Given passage
◆ ◆ ◆ ◆ ◆ ◆ ◆
Friday, July 6, 2012

STOP and GO and Cancer Cell Proliferation

In a recent paper by Solimini et al the authors discuss the concepts of STOP and GO genes and carcinogenesis[1]. The paper reports on some extensive experimental results focusing on the issue of proliferation and the loss of certain sets of gene sites, the STP and GO sites.

The authors begin by discussing the current concepts of changes in oncogenes and tumor suppressor genes, some of the key pathway elements that we examine in analyzing intracellular pathway dynamics. They state:

Cancer progression is directed by alterations in oncogenes and tumor suppressor genes (TSGs) that provide a competitive advantage to increase proliferation, survival, and metastasis. The cancer genome is riddled with amplifications, deletions, rearrangements, point mutations, loss of heterozygosity (LOH), and epigenetic changes that collectively result in tumorigenesis.

How these changes contribute to the disease is a central question in cancer biology. In his two-hit hypothesis,Knudson proposed that two mutations in the same gene are required for tumorigenesis, indicating a recessive disease. In addition, there are now several examples of haploinsufficient TSGs .

Current models do not explain the recent observation that hemizygous recurrent deletions are found in most tumors. Whether multiple genes within such regions contribute to the tumorigenic phenotype remains to be elucidated…

The last sentence regarding the inability to explain the presence of hemizygous deletions under the current model is the main driver for this effort. Thus they argue and demonstrate experimentally that:

Tumors exhibit numerous recurrent hemizygous focal deletions that contain no known tumor suppressors and are poorly understood. To investigate whether these regions contribute to tumorigenesis, we searched genetically for genes with cancer-relevant properties within these hemizygous deletions.
◆ ◆ ◆ ◆ ◆ ◆ ◆
Source data
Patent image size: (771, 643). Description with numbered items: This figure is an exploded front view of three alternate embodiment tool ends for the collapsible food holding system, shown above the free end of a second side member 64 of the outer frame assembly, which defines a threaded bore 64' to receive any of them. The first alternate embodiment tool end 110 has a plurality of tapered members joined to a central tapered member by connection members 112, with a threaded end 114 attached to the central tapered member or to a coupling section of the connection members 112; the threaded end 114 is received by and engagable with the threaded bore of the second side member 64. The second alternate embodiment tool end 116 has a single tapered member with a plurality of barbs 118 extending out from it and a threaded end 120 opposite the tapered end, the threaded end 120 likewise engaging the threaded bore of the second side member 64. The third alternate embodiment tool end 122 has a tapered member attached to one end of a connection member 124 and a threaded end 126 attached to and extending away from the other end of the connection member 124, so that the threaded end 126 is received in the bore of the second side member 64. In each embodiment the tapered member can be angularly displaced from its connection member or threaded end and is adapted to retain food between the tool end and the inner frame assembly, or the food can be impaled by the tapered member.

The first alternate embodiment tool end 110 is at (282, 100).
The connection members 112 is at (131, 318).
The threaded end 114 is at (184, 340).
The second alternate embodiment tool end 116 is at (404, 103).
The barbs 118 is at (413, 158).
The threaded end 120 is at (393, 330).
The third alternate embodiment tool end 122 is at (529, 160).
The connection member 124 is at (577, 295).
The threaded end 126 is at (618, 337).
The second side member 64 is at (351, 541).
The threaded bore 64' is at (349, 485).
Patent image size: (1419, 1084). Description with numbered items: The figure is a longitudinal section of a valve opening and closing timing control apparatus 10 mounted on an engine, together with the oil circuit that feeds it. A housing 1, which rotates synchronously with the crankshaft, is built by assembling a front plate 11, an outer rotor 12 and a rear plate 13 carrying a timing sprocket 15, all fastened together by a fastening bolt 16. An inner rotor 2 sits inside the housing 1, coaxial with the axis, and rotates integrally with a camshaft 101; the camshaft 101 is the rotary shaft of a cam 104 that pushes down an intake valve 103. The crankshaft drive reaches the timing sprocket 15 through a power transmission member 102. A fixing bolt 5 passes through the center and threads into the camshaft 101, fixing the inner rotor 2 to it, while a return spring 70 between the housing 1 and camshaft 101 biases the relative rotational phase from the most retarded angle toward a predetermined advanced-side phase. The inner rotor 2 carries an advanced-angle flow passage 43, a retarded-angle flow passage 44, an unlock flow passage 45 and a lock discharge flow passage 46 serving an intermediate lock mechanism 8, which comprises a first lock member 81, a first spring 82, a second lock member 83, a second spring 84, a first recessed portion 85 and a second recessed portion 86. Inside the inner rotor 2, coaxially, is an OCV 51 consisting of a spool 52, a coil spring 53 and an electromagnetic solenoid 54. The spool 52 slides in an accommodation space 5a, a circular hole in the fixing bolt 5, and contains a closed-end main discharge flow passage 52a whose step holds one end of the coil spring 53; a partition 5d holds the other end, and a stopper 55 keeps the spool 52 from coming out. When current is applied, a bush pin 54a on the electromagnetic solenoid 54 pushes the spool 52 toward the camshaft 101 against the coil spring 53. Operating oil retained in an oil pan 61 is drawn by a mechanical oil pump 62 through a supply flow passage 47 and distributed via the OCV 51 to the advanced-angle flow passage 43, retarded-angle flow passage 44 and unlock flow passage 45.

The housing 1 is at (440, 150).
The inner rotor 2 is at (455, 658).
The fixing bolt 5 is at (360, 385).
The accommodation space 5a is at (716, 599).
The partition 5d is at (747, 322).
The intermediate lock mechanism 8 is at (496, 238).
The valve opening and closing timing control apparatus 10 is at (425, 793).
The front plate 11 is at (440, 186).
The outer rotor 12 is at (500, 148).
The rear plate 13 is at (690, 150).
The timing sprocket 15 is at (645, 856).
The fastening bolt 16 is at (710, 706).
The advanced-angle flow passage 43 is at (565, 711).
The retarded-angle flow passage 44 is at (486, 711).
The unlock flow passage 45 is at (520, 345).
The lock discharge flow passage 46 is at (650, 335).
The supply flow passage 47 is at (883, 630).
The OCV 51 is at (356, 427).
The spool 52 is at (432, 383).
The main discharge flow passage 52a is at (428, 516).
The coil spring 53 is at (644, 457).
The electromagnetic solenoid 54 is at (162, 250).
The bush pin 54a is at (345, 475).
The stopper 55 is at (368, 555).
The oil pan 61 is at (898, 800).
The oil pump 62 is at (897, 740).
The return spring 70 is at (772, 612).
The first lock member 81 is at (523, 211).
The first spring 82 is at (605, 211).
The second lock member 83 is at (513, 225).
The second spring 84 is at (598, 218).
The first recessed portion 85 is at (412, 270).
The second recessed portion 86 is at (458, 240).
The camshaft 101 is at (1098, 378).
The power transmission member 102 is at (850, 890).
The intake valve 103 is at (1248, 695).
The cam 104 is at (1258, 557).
◆ ◆ ◆ ◆ ◆ ◆ ◆
Problem details
Please reproduce the part of the post on STOP and GO genes starting with "In a recent" and going on through "result in tumorigenesis.". The lines are separate material and stand apart from the post.

Problem solution
In a recent paper by Solimini et al the authors discuss the concepts of STOP and GO genes and carcinogenesis[1]. The paper reports on some extensive experimental results focusing on the issue of proliferation and the loss of certain sets of gene sites, the STP and GO sites.

The authors begin by discussing the current concepts of changes in oncogenes and tumor suppressor genes, some of the key pathway elements that we examine in analyzing intracellular pathway dynamics. They state:

Cancer progression is directed by alterations in oncogenes and tumor suppressor genes (TSGs) that provide a competitive advantage to increase proliferation, survival, and metastasis. The cancer genome is riddled with amplifications, deletions, rearrangements, point mutations, loss of heterozygosity (LOH), and epigenetic changes that collectively result in tumorigenesis.